→ **PROBLEM**
Search the listing below for "brother". Copy each matching line.

→ **INPUT**

------------------------

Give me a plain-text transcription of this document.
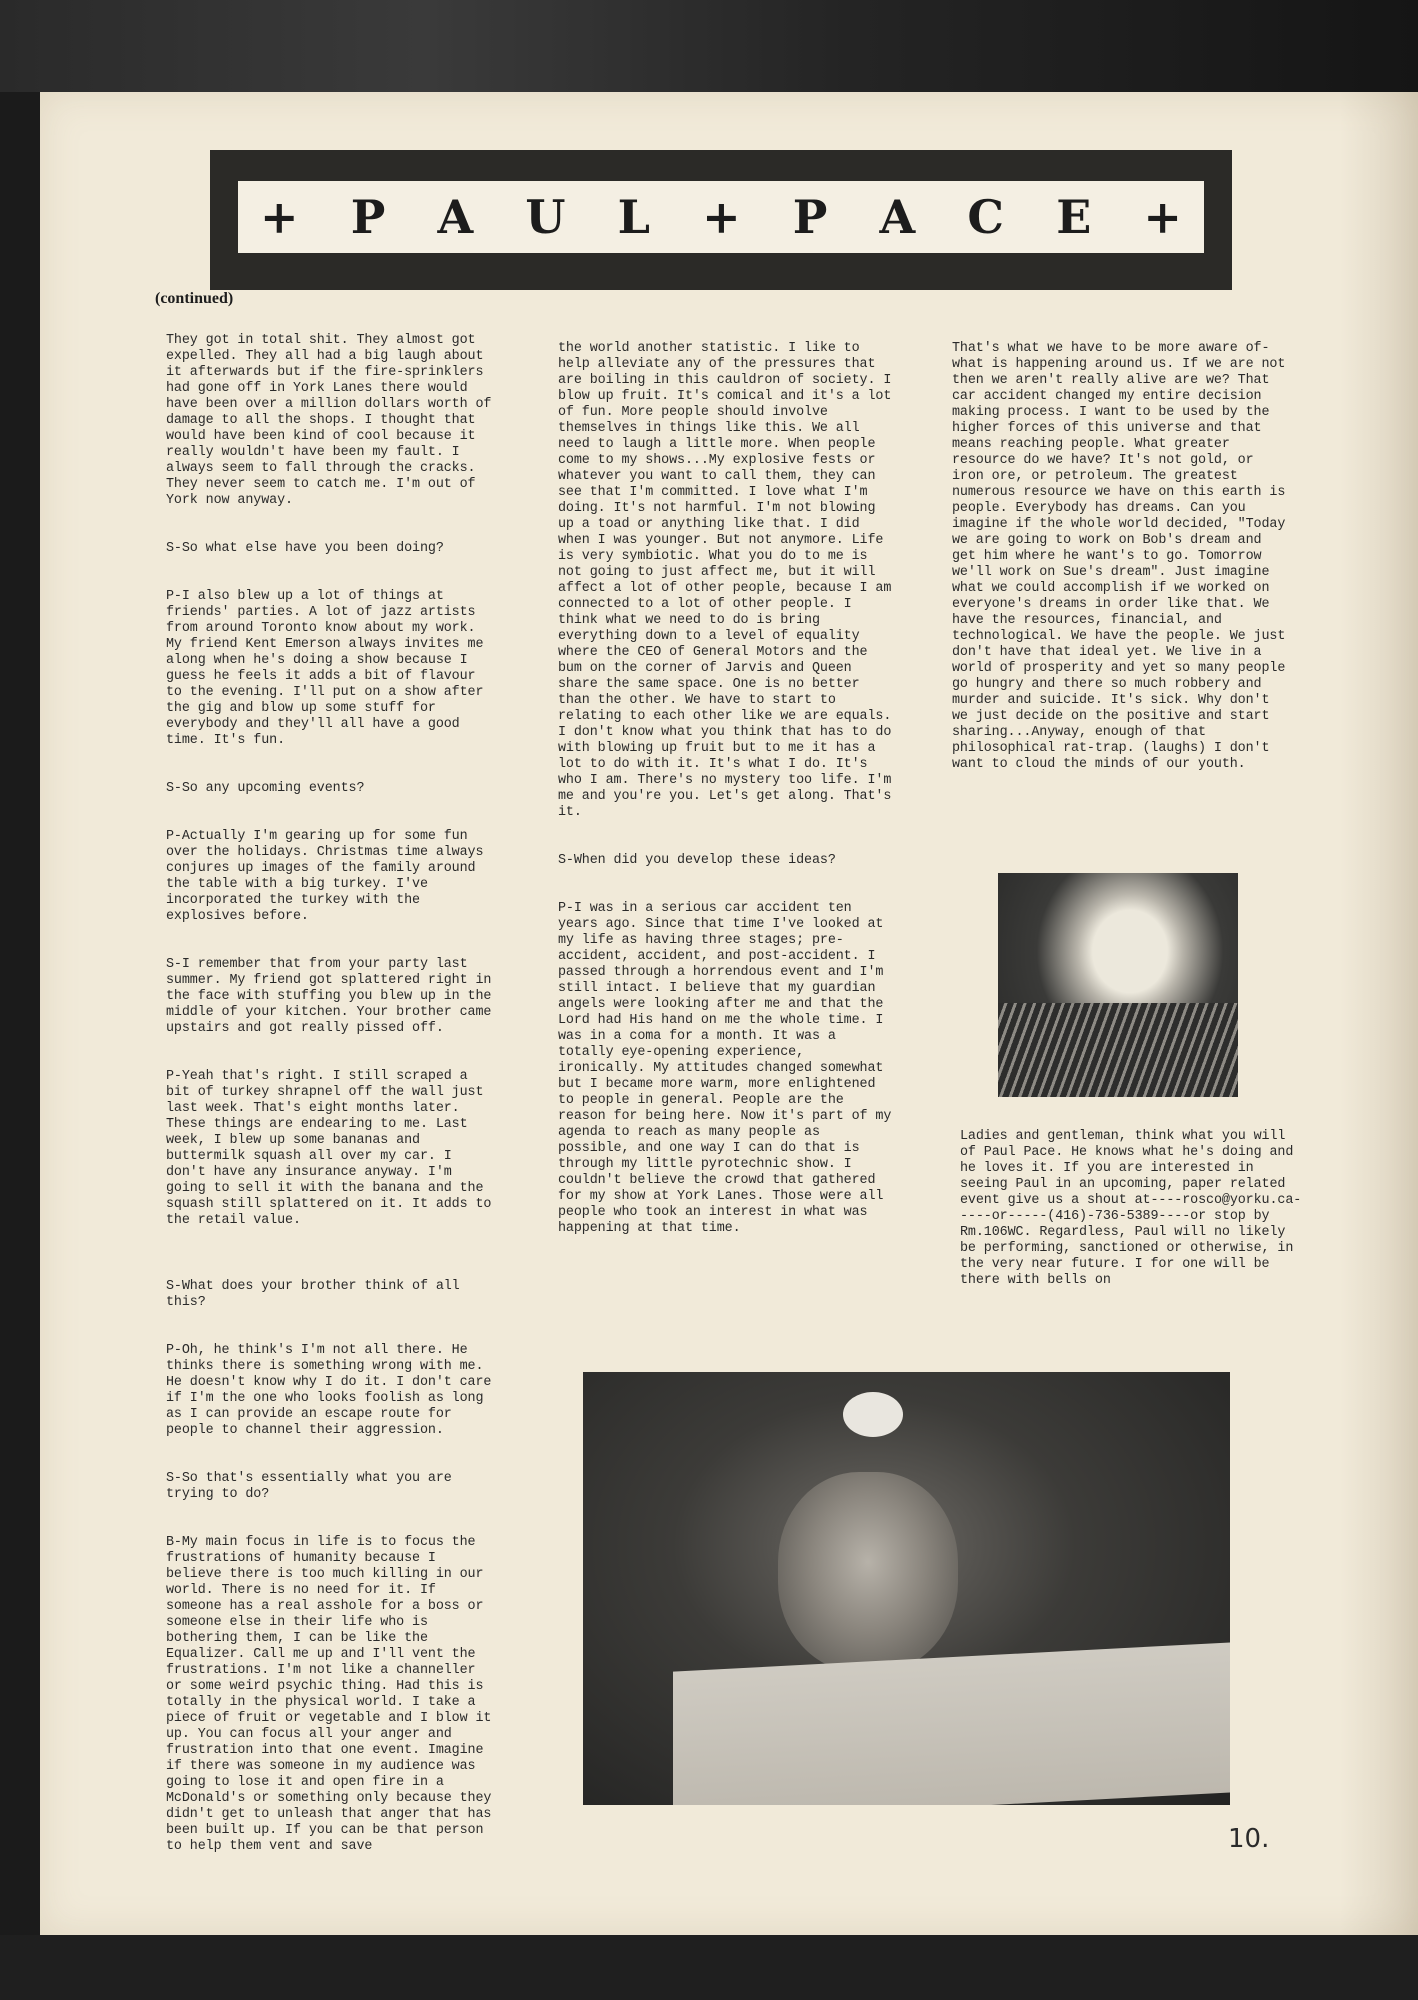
+ P A U L + P A C E +
(continued)

They got in total shit. They almost got expelled. They all had a big laugh about it afterwards but if the fire-sprinklers had gone off in York Lanes there would have been over a million dollars worth of damage to all the shops. I thought that would have been kind of cool because it really wouldn't have been my fault. I always seem to fall through the cracks. They never seem to catch me. I'm out of York now anyway.

S-So what else have you been doing?

P-I also blew up a lot of things at friends' parties. A lot of jazz artists from around Toronto know about my work. My friend Kent Emerson always invites me along when he's doing a show because I guess he feels it adds a bit of flavour to the evening. I'll put on a show after the gig and blow up some stuff for everybody and they'll all have a good time. It's fun.

S-So any upcoming events?

P-Actually I'm gearing up for some fun over the holidays. Christmas time always conjures up images of the family around the table with a big turkey. I've incorporated the turkey with the explosives before.

S-I remember that from your party last summer. My friend got splattered right in the face with stuffing you blew up in the middle of your kitchen. Your brother came upstairs and got really pissed off.

P-Yeah that's right. I still scraped a bit of turkey shrapnel off the wall just last week. That's eight months later. These things are endearing to me. Last week, I blew up some bananas and buttermilk squash all over my car. I don't have any insurance anyway. I'm going to sell it with the banana and the squash still splattered on it. It adds to the retail value.

S-What does your brother think of all this?

P-Oh, he think's I'm not all there. He thinks there is something wrong with me. He doesn't know why I do it. I don't care if I'm the one who looks foolish as long as I can provide an escape route for people to channel their aggression.

S-So that's essentially what you are trying to do?

B-My main focus in life is to focus the frustrations of humanity because I believe there is too much killing in our world. There is no need for it. If someone has a real asshole for a boss or someone else in their life who is bothering them, I can be like the Equalizer. Call me up and I'll vent the frustrations. I'm not like a channeller or some weird psychic thing. Had this is totally in the physical world. I take a piece of fruit or vegetable and I blow it up. You can focus all your anger and frustration into that one event. Imagine if there was someone in my audience was going to lose it and open fire in a McDonald's or something only because they didn't get to unleash that anger that has been built up. If you can be that person to help them vent and save

the world another statistic. I like to help alleviate any of the pressures that are boiling in this cauldron of society. I blow up fruit. It's comical and it's a lot of fun. More people should involve themselves in things like this. We all need to laugh a little more. When people come to my shows...My explosive fests or whatever you want to call them, they can see that I'm committed. I love what I'm doing. It's not harmful. I'm not blowing up a toad or anything like that. I did when I was younger. But not anymore. Life is very symbiotic. What you do to me is not going to just affect me, but it will affect a lot of other people, because I am connected to a lot of other people. I think what we need to do is bring everything down to a level of equality where the CEO of General Motors and the bum on the corner of Jarvis and Queen share the same space. One is no better than the other. We have to start to relating to each other like we are equals. I don't know what you think that has to do with blowing up fruit but to me it has a lot to do with it. It's what I do. It's who I am. There's no mystery too life. I'm me and you're you. Let's get along. That's it.

S-When did you develop these ideas?

P-I was in a serious car accident ten years ago. Since that time I've looked at my life as having three stages; pre-accident, accident, and post-accident. I passed through a horrendous event and I'm still intact. I believe that my guardian angels were looking after me and that the Lord had His hand on me the whole time. I was in a coma for a month. It was a totally eye-opening experience, ironically. My attitudes changed somewhat but I became more warm, more enlightened to people in general. People are the reason for being here. Now it's part of my agenda to reach as many people as possible, and one way I can do that is through my little pyrotechnic show. I couldn't believe the crowd that gathered for my show at York Lanes. Those were all people who took an interest in what was happening at that time.

That's what we have to be more aware of-what is happening around us. If we are not then we aren't really alive are we? That car accident changed my entire decision making process. I want to be used by the higher forces of this universe and that means reaching people. What greater resource do we have? It's not gold, or iron ore, or petroleum. The greatest numerous resource we have on this earth is people. Everybody has dreams. Can you imagine if the whole world decided, "Today we are going to work on Bob's dream and get him where he want's to go. Tomorrow we'll work on Sue's dream". Just imagine what we could accomplish if we worked on everyone's dreams in order like that. We have the resources, financial, and technological. We have the people. We just don't have that ideal yet. We live in a world of prosperity and yet so many people go hungry and there so much robbery and murder and suicide. It's sick. Why don't we just decide on the positive and start sharing...Anyway, enough of that philosophical rat-trap. (laughs) I don't want to cloud the minds of our youth.

Ladies and gentleman, think what you will of Paul Pace. He knows what he's doing and he loves it. If you are interested in seeing Paul in an upcoming, paper related event give us a shout at----rosco@yorku.ca-----or-----(416)-736-5389----or stop by Rm.106WC. Regardless, Paul will no likely be performing, sanctioned or otherwise, in the very near future. I for one will be there with bells on
10.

------------------------

→ **TASK RESPONSE**
S-I remember that from your party last summer. My friend got splattered right in the face with stuffing you blew up in the middle of your kitchen. Your brother came upstairs and got really pissed off.
S-What does your brother think of all this?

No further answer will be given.